» Aim of the task: Every entry needs to be printed exactly, please.

**** Information given ****

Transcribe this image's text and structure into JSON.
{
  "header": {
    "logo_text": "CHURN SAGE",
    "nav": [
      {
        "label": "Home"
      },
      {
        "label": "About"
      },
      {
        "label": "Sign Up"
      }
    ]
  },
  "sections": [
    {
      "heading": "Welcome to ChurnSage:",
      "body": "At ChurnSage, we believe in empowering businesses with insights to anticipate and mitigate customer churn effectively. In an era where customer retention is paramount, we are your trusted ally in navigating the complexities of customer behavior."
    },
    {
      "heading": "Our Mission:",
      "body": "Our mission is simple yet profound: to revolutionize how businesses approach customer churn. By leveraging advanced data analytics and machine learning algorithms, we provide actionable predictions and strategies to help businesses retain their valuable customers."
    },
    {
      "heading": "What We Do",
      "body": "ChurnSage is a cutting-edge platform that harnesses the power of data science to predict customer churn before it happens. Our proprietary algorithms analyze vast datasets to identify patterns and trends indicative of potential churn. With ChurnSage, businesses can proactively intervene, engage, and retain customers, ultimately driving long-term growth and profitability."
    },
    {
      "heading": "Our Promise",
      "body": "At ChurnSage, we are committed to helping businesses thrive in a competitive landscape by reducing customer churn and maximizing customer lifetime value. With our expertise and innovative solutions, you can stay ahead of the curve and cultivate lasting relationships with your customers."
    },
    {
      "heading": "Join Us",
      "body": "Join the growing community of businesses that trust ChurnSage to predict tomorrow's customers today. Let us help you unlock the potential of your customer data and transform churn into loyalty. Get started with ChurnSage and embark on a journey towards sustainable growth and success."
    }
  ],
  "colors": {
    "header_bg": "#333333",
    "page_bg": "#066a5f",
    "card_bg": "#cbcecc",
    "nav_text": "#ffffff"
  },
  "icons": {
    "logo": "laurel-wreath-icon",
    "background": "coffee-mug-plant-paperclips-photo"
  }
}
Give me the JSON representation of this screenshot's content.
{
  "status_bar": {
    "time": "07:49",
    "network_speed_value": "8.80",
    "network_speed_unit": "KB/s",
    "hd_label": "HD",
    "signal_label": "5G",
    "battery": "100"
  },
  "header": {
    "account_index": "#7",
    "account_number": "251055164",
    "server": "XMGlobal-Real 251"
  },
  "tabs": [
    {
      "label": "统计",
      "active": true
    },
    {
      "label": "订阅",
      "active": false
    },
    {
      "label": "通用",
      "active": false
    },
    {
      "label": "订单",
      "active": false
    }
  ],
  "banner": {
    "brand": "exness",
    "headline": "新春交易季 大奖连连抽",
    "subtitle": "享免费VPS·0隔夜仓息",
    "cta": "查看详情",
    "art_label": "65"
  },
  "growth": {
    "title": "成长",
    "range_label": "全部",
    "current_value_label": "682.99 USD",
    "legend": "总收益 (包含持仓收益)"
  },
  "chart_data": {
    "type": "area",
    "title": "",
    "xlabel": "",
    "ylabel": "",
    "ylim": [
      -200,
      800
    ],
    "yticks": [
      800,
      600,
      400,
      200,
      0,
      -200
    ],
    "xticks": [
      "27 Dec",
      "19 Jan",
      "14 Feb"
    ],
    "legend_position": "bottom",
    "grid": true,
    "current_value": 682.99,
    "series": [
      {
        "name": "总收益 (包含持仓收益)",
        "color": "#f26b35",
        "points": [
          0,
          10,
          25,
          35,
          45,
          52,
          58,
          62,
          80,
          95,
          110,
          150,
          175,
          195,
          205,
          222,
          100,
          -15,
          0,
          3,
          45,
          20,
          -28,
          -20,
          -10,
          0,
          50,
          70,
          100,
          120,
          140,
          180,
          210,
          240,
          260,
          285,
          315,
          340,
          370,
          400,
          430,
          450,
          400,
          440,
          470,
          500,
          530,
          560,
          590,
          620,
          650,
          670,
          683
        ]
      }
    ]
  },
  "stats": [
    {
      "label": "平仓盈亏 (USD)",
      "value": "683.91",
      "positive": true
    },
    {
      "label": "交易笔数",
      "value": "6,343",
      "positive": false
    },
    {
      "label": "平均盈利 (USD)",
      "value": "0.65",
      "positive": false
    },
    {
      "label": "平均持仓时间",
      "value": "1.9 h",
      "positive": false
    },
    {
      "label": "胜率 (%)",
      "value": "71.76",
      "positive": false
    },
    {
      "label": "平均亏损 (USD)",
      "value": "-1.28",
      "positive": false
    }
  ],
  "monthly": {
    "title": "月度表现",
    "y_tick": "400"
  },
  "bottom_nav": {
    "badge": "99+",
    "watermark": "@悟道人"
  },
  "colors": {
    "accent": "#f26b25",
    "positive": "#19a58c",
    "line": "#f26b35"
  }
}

****

» Expected answer:
Transcribe this image's text and structure into JSON.
{
  "header": {
    "logo_text": "CHURN SAGE",
    "nav": [
      {
        "label": "Home"
      },
      {
        "label": "About"
      },
      {
        "label": "Sign Up"
      }
    ]
  },
  "sections": [
    {
      "heading": "Welcome to ChurnSage:",
      "body": "At ChurnSage, we believe in empowering businesses with insights to anticipate and mitigate customer churn effectively. In an era where customer retention is paramount, we are your trusted ally in navigating the complexities of customer behavior."
    },
    {
      "heading": "Our Mission:",
      "body": "Our mission is simple yet profound: to revolutionize how businesses approach customer churn. By leveraging advanced data analytics and machine learning algorithms, we provide actionable predictions and strategies to help businesses retain their valuable customers."
    },
    {
      "heading": "What We Do",
      "body": "ChurnSage is a cutting-edge platform that harnesses the power of data science to predict customer churn before it happens. Our proprietary algorithms analyze vast datasets to identify patterns and trends indicative of potential churn. With ChurnSage, businesses can proactively intervene, engage, and retain customers, ultimately driving long-term growth and profitability."
    },
    {
      "heading": "Our Promise",
      "body": "At ChurnSage, we are committed to helping businesses thrive in a competitive landscape by reducing customer churn and maximizing customer lifetime value. With our expertise and innovative solutions, you can stay ahead of the curve and cultivate lasting relationships with your customers."
    },
    {
      "heading": "Join Us",
      "body": "Join the growing community of businesses that trust ChurnSage to predict tomorrow's customers today. Let us help you unlock the potential of your customer data and transform churn into loyalty. Get started with ChurnSage and embark on a journey towards sustainable growth and success."
    }
  ],
  "colors": {
    "header_bg": "#333333",
    "page_bg": "#066a5f",
    "card_bg": "#cbcecc",
    "nav_text": "#ffffff"
  },
  "icons": {
    "logo": "laurel-wreath-icon",
    "background": "coffee-mug-plant-paperclips-photo"
  }
}
Give me the JSON representation of this screenshot's content.
{
  "status_bar": {
    "time": "07:49",
    "network_speed_value": "8.80",
    "network_speed_unit": "KB/s",
    "hd_label": "HD",
    "signal_label": "5G",
    "battery": "100"
  },
  "header": {
    "account_index": "#7",
    "account_number": "251055164",
    "server": "XMGlobal-Real 251"
  },
  "tabs": [
    {
      "label": "统计",
      "active": true
    },
    {
      "label": "订阅",
      "active": false
    },
    {
      "label": "通用",
      "active": false
    },
    {
      "label": "订单",
      "active": false
    }
  ],
  "banner": {
    "brand": "exness",
    "headline": "新春交易季 大奖连连抽",
    "subtitle": "享免费VPS·0隔夜仓息",
    "cta": "查看详情",
    "art_label": "65"
  },
  "growth": {
    "title": "成长",
    "range_label": "全部",
    "current_value_label": "682.99 USD",
    "legend": "总收益 (包含持仓收益)"
  },
  "chart_data": {
    "type": "area",
    "title": "",
    "xlabel": "",
    "ylabel": "",
    "ylim": [
      -200,
      800
    ],
    "yticks": [
      800,
      600,
      400,
      200,
      0,
      -200
    ],
    "xticks": [
      "27 Dec",
      "19 Jan",
      "14 Feb"
    ],
    "legend_position": "bottom",
    "grid": true,
    "current_value": 682.99,
    "series": [
      {
        "name": "总收益 (包含持仓收益)",
        "color": "#f26b35",
        "points": [
          0,
          10,
          25,
          35,
          45,
          52,
          58,
          62,
          80,
          95,
          110,
          150,
          175,
          195,
          205,
          222,
          100,
          -15,
          0,
          3,
          45,
          20,
          -28,
          -20,
          -10,
          0,
          50,
          70,
          100,
          120,
          140,
          180,
          210,
          240,
          260,
          285,
          315,
          340,
          370,
          400,
          430,
          450,
          400,
          440,
          470,
          500,
          530,
          560,
          590,
          620,
          650,
          670,
          683
        ]
      }
    ]
  },
  "stats": [
    {
      "label": "平仓盈亏 (USD)",
      "value": "683.91",
      "positive": true
    },
    {
      "label": "交易笔数",
      "value": "6,343",
      "positive": false
    },
    {
      "label": "平均盈利 (USD)",
      "value": "0.65",
      "positive": false
    },
    {
      "label": "平均持仓时间",
      "value": "1.9 h",
      "positive": false
    },
    {
      "label": "胜率 (%)",
      "value": "71.76",
      "positive": false
    },
    {
      "label": "平均亏损 (USD)",
      "value": "-1.28",
      "positive": false
    }
  ],
  "monthly": {
    "title": "月度表现",
    "y_tick": "400"
  },
  "bottom_nav": {
    "badge": "99+",
    "watermark": "@悟道人"
  },
  "colors": {
    "accent": "#f26b25",
    "positive": "#19a58c",
    "line": "#f26b35"
  }
}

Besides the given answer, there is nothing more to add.